-- STORED ROWS start --

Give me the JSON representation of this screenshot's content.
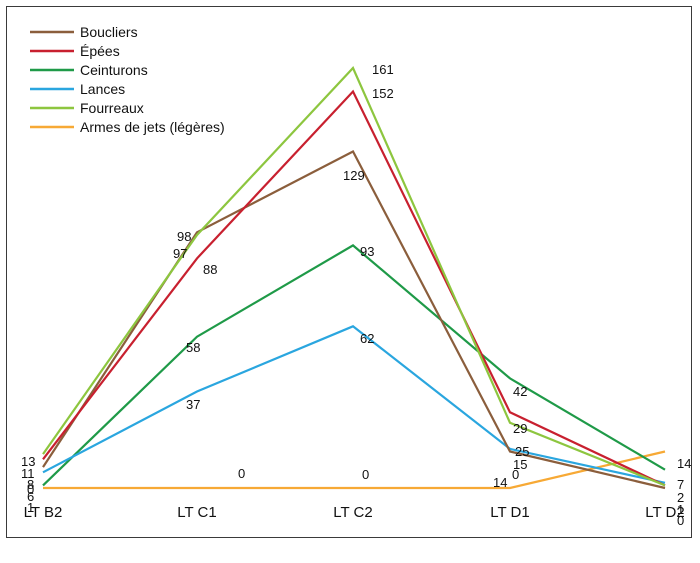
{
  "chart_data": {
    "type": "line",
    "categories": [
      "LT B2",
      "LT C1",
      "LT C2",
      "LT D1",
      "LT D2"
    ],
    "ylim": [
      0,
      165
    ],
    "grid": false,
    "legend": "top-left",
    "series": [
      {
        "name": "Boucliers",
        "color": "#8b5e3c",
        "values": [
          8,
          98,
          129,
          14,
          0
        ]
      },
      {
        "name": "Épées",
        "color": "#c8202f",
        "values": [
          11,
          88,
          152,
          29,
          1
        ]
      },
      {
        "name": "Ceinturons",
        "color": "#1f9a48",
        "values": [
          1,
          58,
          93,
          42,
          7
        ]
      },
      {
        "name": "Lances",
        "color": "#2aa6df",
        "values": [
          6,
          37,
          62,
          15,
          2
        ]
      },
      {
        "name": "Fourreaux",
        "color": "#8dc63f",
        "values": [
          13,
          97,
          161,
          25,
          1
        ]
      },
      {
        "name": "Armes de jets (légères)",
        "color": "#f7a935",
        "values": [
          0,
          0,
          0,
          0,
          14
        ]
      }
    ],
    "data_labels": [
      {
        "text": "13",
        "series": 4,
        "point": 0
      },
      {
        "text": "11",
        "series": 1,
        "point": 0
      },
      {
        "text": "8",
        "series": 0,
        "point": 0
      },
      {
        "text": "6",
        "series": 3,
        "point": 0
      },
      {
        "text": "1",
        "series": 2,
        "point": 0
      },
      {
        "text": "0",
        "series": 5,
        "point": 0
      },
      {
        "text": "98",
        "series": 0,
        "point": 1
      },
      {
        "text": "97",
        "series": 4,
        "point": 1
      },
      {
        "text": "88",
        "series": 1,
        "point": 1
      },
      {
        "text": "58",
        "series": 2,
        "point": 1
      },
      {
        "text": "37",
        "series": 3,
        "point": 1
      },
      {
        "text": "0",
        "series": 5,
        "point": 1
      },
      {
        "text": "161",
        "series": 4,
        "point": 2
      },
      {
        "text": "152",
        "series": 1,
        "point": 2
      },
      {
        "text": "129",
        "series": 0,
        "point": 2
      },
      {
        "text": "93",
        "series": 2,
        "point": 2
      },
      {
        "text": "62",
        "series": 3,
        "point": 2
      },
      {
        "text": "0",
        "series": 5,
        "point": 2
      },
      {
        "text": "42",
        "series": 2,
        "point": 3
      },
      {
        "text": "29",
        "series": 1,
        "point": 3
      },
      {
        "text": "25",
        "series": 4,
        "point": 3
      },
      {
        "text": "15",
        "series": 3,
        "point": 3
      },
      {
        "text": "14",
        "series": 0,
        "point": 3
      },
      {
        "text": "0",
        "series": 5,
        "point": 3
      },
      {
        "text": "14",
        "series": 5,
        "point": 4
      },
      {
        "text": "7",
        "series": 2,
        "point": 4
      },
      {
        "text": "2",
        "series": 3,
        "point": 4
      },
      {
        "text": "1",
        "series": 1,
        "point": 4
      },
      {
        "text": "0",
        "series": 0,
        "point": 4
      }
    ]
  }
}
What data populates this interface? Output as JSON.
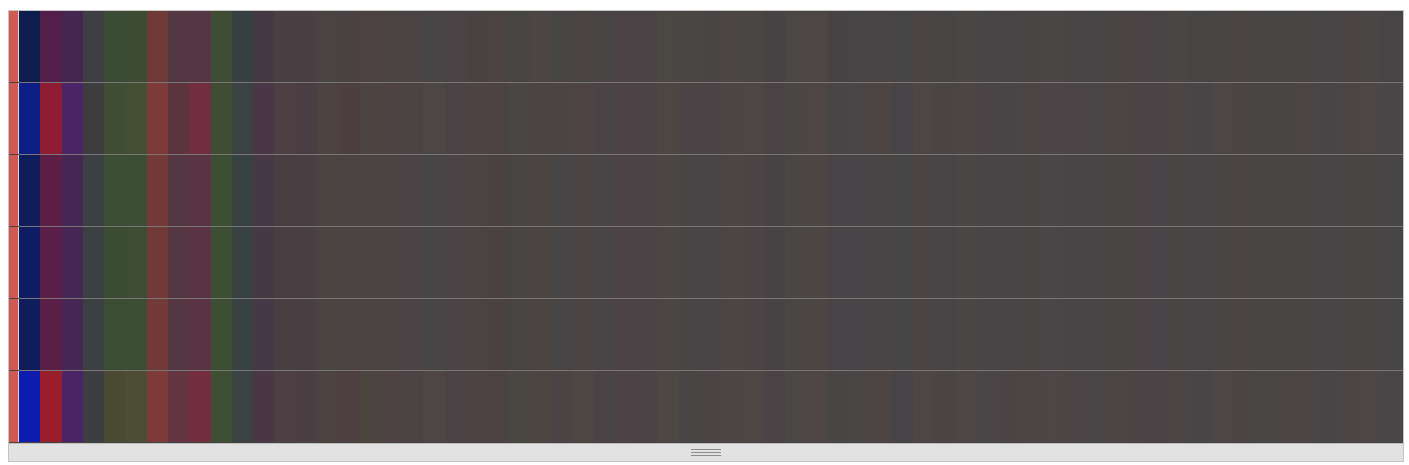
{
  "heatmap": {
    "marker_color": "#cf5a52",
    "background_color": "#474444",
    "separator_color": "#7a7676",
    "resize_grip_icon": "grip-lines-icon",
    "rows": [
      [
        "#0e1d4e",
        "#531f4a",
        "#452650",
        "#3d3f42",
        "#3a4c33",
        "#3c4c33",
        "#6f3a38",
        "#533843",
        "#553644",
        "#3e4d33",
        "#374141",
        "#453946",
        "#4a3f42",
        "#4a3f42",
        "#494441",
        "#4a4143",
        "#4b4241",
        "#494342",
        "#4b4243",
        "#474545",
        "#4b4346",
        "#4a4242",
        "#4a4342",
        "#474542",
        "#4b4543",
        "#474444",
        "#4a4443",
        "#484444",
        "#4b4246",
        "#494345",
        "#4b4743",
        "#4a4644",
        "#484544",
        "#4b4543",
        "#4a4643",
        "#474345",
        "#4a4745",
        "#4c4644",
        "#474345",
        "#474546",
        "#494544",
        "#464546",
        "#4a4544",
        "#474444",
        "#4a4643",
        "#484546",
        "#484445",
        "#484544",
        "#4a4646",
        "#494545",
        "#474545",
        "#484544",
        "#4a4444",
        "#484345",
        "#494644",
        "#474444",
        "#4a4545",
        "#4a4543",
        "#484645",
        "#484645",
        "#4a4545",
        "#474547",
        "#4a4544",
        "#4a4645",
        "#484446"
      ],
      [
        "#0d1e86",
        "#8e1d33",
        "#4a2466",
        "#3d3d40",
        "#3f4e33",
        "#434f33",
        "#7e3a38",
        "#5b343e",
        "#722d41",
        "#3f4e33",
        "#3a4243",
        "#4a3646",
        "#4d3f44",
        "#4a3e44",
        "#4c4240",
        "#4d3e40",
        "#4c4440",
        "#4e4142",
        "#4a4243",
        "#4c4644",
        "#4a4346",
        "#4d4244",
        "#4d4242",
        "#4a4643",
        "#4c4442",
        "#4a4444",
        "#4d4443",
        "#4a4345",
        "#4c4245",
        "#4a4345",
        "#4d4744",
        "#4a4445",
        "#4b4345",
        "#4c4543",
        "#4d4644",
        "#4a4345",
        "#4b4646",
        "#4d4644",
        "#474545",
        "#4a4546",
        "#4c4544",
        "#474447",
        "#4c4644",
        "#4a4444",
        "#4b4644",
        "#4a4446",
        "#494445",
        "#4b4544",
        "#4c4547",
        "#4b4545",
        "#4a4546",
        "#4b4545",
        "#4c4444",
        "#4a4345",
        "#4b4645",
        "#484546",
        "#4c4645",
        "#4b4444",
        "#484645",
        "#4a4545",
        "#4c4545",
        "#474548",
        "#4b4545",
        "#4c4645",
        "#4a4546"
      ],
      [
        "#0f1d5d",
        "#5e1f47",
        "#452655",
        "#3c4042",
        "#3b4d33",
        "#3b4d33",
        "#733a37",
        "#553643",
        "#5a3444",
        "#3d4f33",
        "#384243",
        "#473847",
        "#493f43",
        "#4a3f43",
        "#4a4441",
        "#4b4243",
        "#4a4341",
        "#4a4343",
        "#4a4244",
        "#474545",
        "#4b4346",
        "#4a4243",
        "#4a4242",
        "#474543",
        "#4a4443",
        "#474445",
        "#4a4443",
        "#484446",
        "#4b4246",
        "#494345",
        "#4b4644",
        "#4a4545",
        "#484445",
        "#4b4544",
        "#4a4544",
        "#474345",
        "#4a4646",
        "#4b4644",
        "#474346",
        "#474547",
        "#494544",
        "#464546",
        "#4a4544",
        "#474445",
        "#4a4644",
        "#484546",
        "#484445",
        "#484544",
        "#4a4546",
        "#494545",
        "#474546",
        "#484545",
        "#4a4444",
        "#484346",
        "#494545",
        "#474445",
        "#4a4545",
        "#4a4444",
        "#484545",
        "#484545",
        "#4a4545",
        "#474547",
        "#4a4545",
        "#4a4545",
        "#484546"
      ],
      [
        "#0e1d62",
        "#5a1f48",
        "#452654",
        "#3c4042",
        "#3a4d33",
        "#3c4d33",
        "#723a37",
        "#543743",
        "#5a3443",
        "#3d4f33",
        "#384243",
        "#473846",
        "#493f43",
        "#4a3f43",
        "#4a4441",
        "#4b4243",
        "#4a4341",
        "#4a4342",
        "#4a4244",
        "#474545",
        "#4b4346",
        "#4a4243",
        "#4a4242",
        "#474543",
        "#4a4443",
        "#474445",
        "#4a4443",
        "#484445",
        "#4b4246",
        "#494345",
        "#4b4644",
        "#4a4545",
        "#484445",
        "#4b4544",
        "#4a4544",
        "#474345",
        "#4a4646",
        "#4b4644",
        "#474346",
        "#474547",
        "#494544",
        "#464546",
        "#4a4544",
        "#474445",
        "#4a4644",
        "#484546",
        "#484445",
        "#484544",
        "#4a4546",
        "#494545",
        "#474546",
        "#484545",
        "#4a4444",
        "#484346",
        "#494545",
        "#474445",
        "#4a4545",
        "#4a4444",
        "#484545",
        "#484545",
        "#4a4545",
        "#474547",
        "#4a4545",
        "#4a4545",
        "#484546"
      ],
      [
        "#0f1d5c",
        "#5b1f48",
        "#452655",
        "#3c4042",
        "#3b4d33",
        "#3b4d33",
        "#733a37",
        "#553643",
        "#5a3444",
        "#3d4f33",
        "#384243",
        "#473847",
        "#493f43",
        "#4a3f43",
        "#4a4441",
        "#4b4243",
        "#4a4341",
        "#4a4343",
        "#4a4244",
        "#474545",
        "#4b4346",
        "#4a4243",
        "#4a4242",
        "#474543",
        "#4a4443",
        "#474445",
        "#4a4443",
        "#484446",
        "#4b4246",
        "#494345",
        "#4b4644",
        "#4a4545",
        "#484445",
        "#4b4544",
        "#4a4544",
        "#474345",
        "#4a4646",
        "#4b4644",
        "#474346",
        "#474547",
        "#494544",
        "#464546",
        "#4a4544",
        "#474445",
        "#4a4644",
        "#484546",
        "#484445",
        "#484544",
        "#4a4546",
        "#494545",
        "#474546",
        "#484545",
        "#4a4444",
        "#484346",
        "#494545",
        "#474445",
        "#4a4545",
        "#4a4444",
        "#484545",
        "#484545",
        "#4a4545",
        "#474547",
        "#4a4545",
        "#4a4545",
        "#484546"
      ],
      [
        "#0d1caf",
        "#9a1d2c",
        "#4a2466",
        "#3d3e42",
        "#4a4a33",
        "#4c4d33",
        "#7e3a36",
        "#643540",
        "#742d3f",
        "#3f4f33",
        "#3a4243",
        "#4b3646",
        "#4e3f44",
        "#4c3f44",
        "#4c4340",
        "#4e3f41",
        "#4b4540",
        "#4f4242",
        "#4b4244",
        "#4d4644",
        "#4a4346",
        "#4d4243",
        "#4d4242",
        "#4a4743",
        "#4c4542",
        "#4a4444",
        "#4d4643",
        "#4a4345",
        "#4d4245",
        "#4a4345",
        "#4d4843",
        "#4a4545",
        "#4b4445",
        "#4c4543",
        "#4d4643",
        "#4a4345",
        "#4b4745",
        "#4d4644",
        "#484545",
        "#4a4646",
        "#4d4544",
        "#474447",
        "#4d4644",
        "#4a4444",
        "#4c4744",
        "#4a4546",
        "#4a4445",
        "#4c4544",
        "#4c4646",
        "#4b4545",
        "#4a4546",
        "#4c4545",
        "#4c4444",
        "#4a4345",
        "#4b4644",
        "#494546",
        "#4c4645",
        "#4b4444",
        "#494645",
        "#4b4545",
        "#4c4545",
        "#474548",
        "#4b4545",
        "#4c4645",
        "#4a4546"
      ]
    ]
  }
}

-- STORED ROWS end --

TASK OBJECTIVE. In the data above, tally the lines holding "name" and answer with the figure only.

EXPECTED ANSWER. 6